Could you transcribe every record below exactly as written, leaving out any pictures?

--- BEGIN Information provided ---

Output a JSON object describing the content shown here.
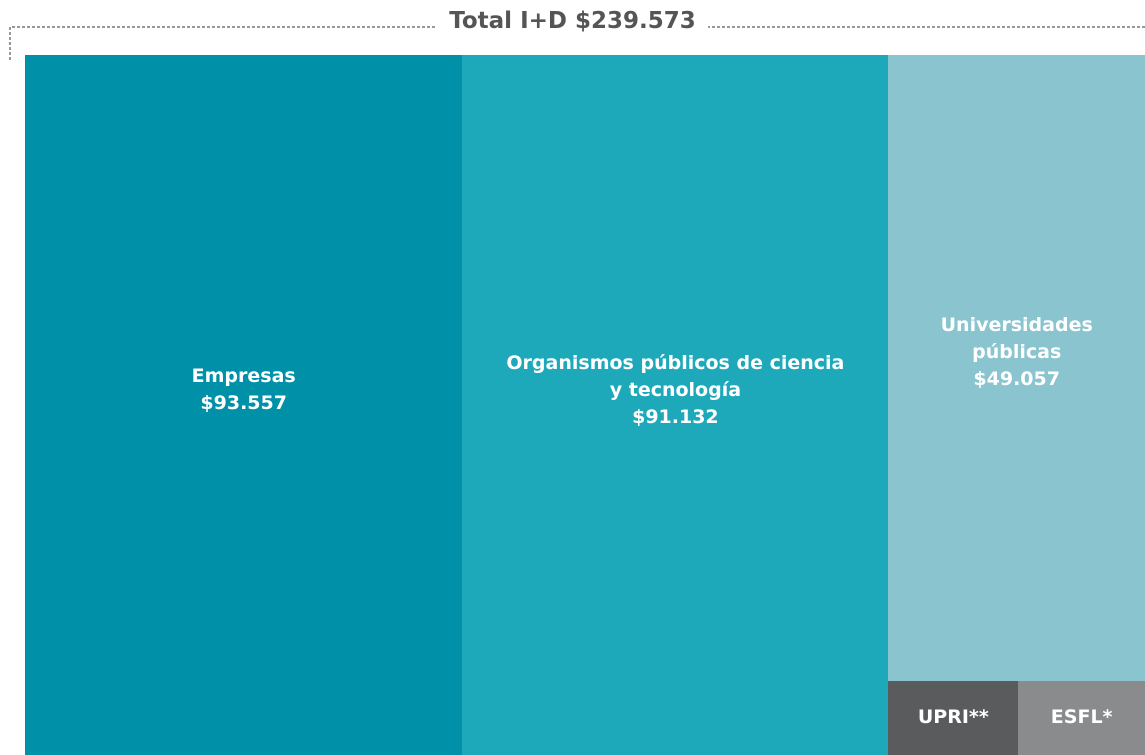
{
  "chart_data": {
    "type": "treemap",
    "title": "Total I+D $239.573",
    "categories": [
      "Empresas",
      "Organismos públicos de ciencia y tecnología",
      "Universidades públicas",
      "UPRI**",
      "ESFL*"
    ],
    "values": [
      93557,
      91132,
      49057,
      2950,
      2877
    ],
    "value_labels": [
      "$93.557",
      "$91.132",
      "$49.057",
      null,
      null
    ],
    "colors": [
      "#0090a8",
      "#1ea9bb",
      "#8ac4cf",
      "#5a5b5d",
      "#8a8b8d"
    ]
  }
}
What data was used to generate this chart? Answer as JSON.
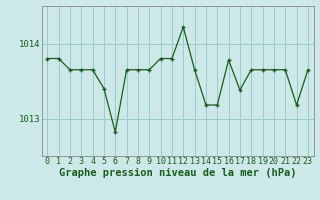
{
  "x": [
    0,
    1,
    2,
    3,
    4,
    5,
    6,
    7,
    8,
    9,
    10,
    11,
    12,
    13,
    14,
    15,
    16,
    17,
    18,
    19,
    20,
    21,
    22,
    23
  ],
  "y": [
    1013.8,
    1013.8,
    1013.65,
    1013.65,
    1013.65,
    1013.4,
    1012.82,
    1013.65,
    1013.65,
    1013.65,
    1013.8,
    1013.8,
    1014.22,
    1013.65,
    1013.18,
    1013.18,
    1013.78,
    1013.38,
    1013.65,
    1013.65,
    1013.65,
    1013.65,
    1013.18,
    1013.65
  ],
  "title": "Graphe pression niveau de la mer (hPa)",
  "bg_color": "#cce8e8",
  "grid_color": "#99cccc",
  "line_color": "#1a5c1a",
  "marker_color": "#1a5c1a",
  "text_color": "#1a5c1a",
  "ylim": [
    1012.5,
    1014.5
  ],
  "yticks": [
    1013,
    1014
  ],
  "title_fontsize": 7.5,
  "tick_fontsize": 6.5
}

--- END Information provided ---

» Written answer
Output a JSON object describing the content shown here.
{
  "chart_data": {
    "type": "treemap",
    "title": "Total I+D $239.573",
    "categories": [
      "Empresas",
      "Organismos públicos de ciencia y tecnología",
      "Universidades públicas",
      "UPRI**",
      "ESFL*"
    ],
    "values": [
      93557,
      91132,
      49057,
      2950,
      2877
    ],
    "value_labels": [
      "$93.557",
      "$91.132",
      "$49.057",
      null,
      null
    ],
    "colors": [
      "#0090a8",
      "#1ea9bb",
      "#8ac4cf",
      "#5a5b5d",
      "#8a8b8d"
    ]
  }
}
What data was used to generate this chart? Answer as JSON.
{
  "x": [
    0,
    1,
    2,
    3,
    4,
    5,
    6,
    7,
    8,
    9,
    10,
    11,
    12,
    13,
    14,
    15,
    16,
    17,
    18,
    19,
    20,
    21,
    22,
    23
  ],
  "y": [
    1013.8,
    1013.8,
    1013.65,
    1013.65,
    1013.65,
    1013.4,
    1012.82,
    1013.65,
    1013.65,
    1013.65,
    1013.8,
    1013.8,
    1014.22,
    1013.65,
    1013.18,
    1013.18,
    1013.78,
    1013.38,
    1013.65,
    1013.65,
    1013.65,
    1013.65,
    1013.18,
    1013.65
  ],
  "title": "Graphe pression niveau de la mer (hPa)",
  "bg_color": "#cce8e8",
  "grid_color": "#99cccc",
  "line_color": "#1a5c1a",
  "marker_color": "#1a5c1a",
  "text_color": "#1a5c1a",
  "ylim": [
    1012.5,
    1014.5
  ],
  "yticks": [
    1013,
    1014
  ],
  "title_fontsize": 7.5,
  "tick_fontsize": 6.5
}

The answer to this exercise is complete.